··· Input for this task

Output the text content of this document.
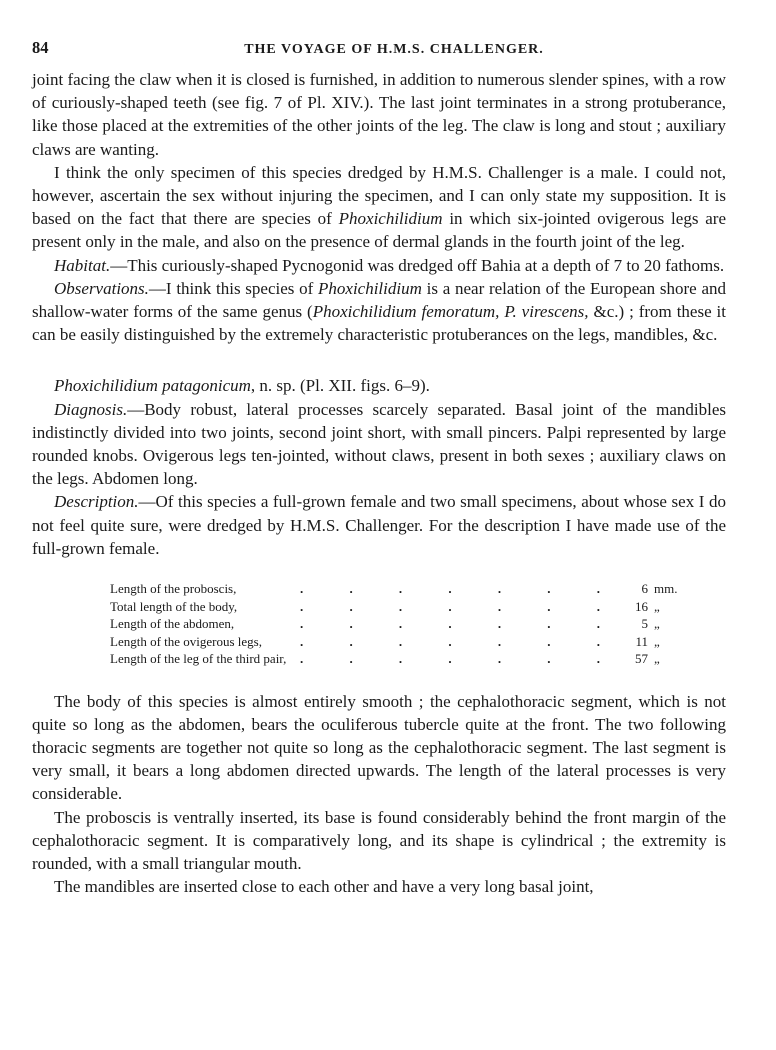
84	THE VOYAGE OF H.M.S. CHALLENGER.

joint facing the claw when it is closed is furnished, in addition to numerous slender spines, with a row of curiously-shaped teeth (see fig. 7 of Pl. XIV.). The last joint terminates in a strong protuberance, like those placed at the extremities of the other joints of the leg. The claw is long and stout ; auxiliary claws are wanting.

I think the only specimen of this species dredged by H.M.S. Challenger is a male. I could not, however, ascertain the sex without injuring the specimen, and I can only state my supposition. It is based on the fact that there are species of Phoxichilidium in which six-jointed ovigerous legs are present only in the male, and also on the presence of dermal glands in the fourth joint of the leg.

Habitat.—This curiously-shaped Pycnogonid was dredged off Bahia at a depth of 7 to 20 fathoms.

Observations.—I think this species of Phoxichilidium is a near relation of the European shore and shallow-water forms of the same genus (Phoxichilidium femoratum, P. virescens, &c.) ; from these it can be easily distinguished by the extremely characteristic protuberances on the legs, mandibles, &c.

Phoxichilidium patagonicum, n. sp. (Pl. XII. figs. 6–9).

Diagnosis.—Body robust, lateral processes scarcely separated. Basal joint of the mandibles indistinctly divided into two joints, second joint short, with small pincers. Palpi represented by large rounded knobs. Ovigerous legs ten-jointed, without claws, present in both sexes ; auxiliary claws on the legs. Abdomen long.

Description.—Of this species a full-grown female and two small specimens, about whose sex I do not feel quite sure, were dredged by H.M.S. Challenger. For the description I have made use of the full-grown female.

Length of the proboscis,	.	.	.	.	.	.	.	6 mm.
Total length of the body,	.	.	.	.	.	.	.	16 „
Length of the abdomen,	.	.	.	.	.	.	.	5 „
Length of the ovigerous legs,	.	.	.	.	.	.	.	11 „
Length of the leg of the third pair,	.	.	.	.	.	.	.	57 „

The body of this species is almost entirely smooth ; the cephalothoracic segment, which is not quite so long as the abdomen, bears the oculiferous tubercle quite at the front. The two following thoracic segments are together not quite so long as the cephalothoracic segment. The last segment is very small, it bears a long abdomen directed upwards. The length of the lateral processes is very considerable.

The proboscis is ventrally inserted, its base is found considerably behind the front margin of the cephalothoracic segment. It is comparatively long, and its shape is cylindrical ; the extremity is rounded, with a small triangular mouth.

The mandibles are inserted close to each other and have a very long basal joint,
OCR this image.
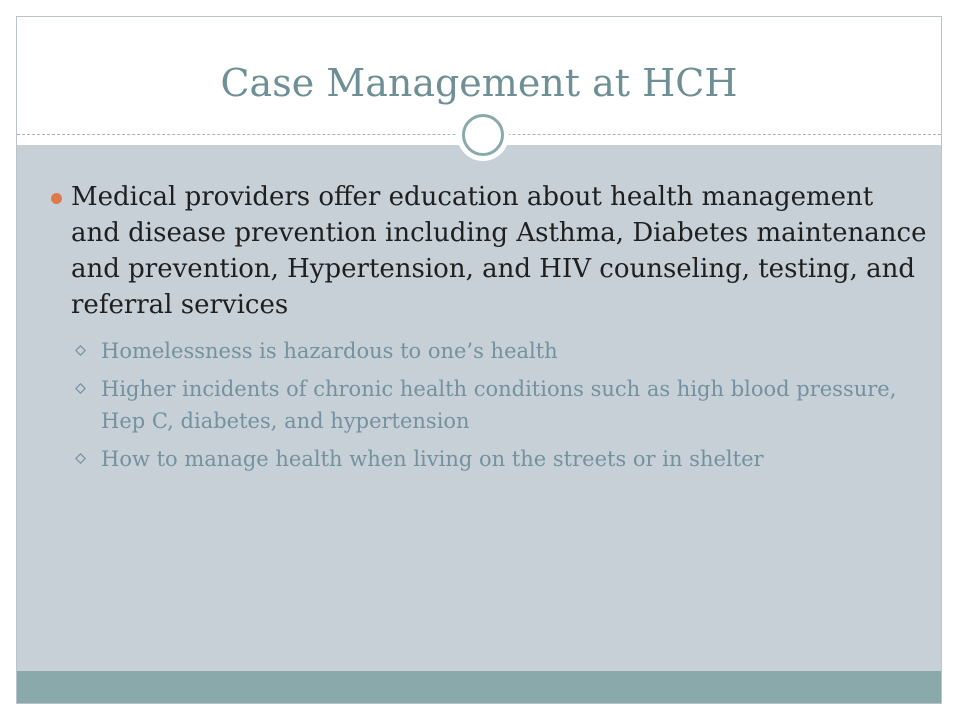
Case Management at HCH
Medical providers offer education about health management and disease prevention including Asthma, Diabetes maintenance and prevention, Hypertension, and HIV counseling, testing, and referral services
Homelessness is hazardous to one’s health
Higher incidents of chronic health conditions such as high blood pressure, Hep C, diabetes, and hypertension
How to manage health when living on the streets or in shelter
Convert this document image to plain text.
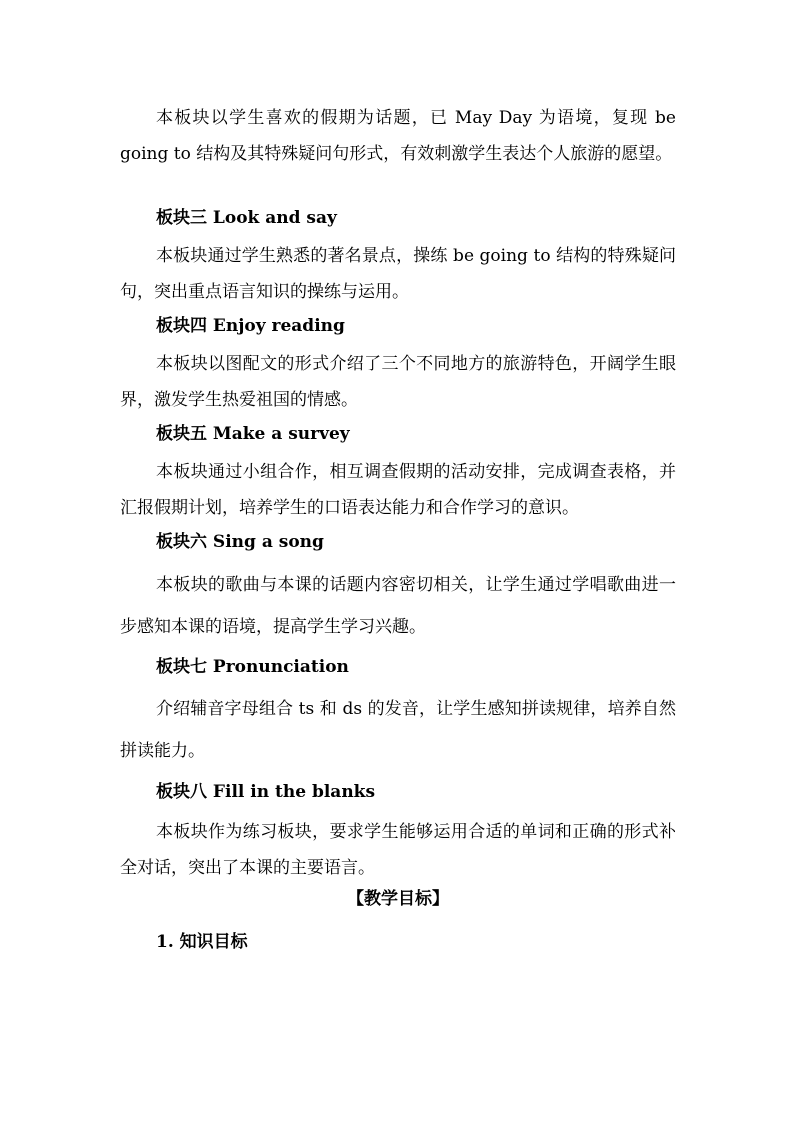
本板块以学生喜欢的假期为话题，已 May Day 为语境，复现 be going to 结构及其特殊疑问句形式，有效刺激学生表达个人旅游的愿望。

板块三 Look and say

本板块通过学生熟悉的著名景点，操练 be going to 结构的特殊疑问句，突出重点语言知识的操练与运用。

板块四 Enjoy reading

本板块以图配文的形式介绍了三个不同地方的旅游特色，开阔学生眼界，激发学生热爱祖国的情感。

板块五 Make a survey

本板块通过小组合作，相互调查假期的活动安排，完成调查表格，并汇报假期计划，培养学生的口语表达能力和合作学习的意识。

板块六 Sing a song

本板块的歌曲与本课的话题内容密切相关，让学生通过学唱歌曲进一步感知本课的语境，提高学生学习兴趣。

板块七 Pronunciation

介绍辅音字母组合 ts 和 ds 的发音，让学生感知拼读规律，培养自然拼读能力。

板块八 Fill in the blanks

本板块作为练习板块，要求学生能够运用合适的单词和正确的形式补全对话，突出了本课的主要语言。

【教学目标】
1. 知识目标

······
··· Input for this task

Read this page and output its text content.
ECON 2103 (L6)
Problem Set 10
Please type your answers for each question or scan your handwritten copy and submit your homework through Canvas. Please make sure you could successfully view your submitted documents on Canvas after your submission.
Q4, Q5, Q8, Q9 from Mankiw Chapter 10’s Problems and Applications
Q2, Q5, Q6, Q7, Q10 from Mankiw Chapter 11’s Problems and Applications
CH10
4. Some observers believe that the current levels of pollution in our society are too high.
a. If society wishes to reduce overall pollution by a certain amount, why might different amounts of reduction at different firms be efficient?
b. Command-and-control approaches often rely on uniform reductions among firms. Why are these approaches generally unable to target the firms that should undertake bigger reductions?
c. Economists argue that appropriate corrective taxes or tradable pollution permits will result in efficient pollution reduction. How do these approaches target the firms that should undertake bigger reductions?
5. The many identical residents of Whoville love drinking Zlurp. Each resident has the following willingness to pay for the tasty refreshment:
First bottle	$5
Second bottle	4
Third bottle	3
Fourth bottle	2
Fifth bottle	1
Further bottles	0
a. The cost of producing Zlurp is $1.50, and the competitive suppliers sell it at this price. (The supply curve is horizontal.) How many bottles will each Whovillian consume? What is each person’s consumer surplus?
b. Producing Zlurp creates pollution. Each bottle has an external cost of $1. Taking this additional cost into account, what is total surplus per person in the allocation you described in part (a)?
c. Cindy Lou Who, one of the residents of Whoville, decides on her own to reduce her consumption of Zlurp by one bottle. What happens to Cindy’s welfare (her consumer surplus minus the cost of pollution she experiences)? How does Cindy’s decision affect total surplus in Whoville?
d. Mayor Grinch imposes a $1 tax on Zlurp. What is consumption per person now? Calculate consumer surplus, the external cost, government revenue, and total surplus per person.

······

* Task to carry out *
Which lines include "have"? Copy each of them out.

* Result of this exercise *
Description.—Of this species a full-grown female and two small specimens, about whose sex I do not feel quite sure, were dredged by H.M.S. Challenger. For the description I have made use of the full-grown female.
The mandibles are inserted close to each other and have a very long basal joint,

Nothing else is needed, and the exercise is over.